> _TASK INSTRUCTIONS_: Report how many lines contain "절댓값이". Give the number and nothing else.

Data entries:
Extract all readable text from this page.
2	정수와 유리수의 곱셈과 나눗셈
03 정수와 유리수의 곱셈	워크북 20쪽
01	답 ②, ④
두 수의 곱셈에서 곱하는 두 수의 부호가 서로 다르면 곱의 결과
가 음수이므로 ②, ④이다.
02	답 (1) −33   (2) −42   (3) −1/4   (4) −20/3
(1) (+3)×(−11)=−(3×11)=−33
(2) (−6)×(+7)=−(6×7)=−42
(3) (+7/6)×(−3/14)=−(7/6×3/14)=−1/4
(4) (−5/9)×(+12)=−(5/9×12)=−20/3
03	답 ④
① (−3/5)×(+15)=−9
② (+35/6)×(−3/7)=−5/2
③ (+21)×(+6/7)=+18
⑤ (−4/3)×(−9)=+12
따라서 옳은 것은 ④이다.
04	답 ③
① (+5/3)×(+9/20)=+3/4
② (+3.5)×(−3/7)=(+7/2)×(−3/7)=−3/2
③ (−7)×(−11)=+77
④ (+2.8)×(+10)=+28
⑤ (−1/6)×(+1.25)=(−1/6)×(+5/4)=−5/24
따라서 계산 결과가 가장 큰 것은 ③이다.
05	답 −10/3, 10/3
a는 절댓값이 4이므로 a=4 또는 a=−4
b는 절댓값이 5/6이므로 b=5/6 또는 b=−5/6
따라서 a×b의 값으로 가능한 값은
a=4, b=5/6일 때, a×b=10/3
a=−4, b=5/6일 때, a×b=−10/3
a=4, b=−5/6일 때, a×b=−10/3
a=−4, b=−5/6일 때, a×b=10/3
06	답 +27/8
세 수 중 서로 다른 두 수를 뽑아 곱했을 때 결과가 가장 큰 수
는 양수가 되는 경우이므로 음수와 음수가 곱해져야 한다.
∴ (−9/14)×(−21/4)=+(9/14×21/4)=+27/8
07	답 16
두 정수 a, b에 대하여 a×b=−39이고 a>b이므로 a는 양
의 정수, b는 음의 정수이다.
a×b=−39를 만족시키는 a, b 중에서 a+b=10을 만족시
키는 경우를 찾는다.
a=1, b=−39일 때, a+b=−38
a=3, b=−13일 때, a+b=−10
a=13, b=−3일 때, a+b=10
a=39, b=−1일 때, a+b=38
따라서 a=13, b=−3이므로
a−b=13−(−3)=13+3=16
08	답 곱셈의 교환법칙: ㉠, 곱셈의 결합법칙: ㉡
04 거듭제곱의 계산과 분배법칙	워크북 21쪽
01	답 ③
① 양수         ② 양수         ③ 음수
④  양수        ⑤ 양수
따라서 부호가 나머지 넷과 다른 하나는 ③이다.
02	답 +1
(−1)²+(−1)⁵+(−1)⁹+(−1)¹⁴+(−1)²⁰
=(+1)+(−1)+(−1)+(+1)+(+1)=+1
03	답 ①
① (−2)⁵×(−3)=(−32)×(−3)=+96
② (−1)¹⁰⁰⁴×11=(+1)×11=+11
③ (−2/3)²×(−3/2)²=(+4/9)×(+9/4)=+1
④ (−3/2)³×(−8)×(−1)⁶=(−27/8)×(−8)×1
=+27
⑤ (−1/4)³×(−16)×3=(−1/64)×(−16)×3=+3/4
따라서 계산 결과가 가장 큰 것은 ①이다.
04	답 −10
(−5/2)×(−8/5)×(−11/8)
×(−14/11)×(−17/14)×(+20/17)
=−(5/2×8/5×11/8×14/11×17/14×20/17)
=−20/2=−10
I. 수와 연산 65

> _ANSWER TO THE PROBLEM_: 2